» YOUR OBJECTIVE
Repeat the whole listing exactly as written.

* begin WORKING DATA *

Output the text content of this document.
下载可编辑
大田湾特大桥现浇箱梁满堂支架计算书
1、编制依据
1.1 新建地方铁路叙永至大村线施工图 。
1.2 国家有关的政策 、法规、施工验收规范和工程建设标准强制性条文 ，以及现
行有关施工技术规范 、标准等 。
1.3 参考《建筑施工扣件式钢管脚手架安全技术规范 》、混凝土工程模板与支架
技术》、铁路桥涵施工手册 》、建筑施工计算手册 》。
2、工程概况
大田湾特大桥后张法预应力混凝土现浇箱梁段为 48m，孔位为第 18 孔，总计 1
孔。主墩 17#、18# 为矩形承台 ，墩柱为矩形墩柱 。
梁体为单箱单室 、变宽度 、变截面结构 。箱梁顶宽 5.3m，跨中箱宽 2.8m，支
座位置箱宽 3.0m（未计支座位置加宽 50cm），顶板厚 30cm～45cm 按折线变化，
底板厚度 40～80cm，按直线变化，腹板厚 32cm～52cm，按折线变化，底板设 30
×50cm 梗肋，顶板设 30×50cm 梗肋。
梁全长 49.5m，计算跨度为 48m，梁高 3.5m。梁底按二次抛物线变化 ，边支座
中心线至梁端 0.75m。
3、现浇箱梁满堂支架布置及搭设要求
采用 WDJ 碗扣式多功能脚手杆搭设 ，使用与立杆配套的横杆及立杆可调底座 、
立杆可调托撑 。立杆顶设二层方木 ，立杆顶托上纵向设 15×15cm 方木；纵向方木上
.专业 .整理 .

* end WORKING DATA *

» WRITTEN RESPONSE
Output the text content of this document.
下载可编辑
大田湾特大桥现浇箱梁满堂支架计算书
1、编制依据
1.1 新建地方铁路叙永至大村线施工图 。
1.2 国家有关的政策 、法规、施工验收规范和工程建设标准强制性条文 ，以及现
行有关施工技术规范 、标准等 。
1.3 参考《建筑施工扣件式钢管脚手架安全技术规范 》、混凝土工程模板与支架
技术》、铁路桥涵施工手册 》、建筑施工计算手册 》。
2、工程概况
大田湾特大桥后张法预应力混凝土现浇箱梁段为 48m，孔位为第 18 孔，总计 1
孔。主墩 17#、18# 为矩形承台 ，墩柱为矩形墩柱 。
梁体为单箱单室 、变宽度 、变截面结构 。箱梁顶宽 5.3m，跨中箱宽 2.8m，支
座位置箱宽 3.0m（未计支座位置加宽 50cm），顶板厚 30cm～45cm 按折线变化，
底板厚度 40～80cm，按直线变化，腹板厚 32cm～52cm，按折线变化，底板设 30
×50cm 梗肋，顶板设 30×50cm 梗肋。
梁全长 49.5m，计算跨度为 48m，梁高 3.5m。梁底按二次抛物线变化 ，边支座
中心线至梁端 0.75m。
3、现浇箱梁满堂支架布置及搭设要求
采用 WDJ 碗扣式多功能脚手杆搭设 ，使用与立杆配套的横杆及立杆可调底座 、
立杆可调托撑 。立杆顶设二层方木 ，立杆顶托上纵向设 15×15cm 方木；纵向方木上
.专业 .整理 .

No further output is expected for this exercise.